Problem to work on >>
Every line below that holds the string "SECTION" should be copied out.

Stored data entries
========

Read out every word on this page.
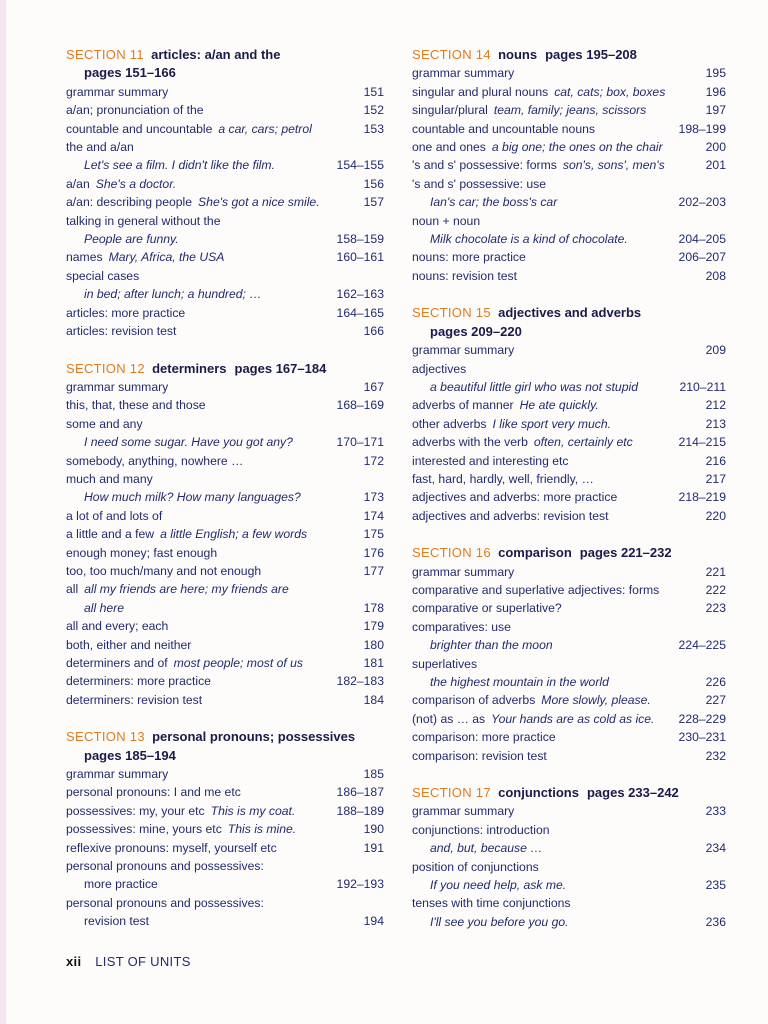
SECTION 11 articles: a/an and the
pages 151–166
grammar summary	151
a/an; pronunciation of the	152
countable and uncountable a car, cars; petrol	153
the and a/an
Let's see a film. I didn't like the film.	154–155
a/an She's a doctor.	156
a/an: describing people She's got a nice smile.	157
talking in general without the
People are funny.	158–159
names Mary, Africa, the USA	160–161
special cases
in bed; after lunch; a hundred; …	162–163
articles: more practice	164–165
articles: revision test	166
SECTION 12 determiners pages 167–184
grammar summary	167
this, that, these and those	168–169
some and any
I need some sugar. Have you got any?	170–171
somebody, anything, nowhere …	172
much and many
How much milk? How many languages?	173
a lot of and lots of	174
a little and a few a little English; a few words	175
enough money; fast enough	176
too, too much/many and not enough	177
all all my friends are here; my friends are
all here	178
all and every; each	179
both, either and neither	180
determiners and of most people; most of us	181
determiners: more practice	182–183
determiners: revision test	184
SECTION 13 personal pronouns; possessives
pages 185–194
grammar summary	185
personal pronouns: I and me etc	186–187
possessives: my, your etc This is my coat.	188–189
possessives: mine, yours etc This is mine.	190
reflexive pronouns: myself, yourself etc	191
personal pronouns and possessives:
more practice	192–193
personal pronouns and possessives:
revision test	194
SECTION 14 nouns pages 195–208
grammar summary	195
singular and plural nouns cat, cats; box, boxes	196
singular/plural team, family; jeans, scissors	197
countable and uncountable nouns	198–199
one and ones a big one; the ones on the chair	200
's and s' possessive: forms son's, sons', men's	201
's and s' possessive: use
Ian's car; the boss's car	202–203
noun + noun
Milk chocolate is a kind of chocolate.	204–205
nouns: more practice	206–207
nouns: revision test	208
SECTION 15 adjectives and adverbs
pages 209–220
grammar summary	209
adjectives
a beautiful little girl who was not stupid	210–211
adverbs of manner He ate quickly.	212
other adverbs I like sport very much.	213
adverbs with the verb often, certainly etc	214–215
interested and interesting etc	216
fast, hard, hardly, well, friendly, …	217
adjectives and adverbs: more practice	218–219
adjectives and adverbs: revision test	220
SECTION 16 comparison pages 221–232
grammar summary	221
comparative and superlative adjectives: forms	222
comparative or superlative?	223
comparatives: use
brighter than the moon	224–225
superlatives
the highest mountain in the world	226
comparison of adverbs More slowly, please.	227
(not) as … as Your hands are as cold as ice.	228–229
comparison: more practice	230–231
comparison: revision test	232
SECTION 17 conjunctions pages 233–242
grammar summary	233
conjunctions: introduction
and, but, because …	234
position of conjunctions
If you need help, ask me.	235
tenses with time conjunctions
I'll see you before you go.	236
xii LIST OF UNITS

========

Result of the task >>
SECTION 11 articles: a/an and the
SECTION 12 determiners pages 167–184
SECTION 13 personal pronouns; possessives
SECTION 14 nouns pages 195–208
SECTION 15 adjectives and adverbs
SECTION 16 comparison pages 221–232
SECTION 17 conjunctions pages 233–242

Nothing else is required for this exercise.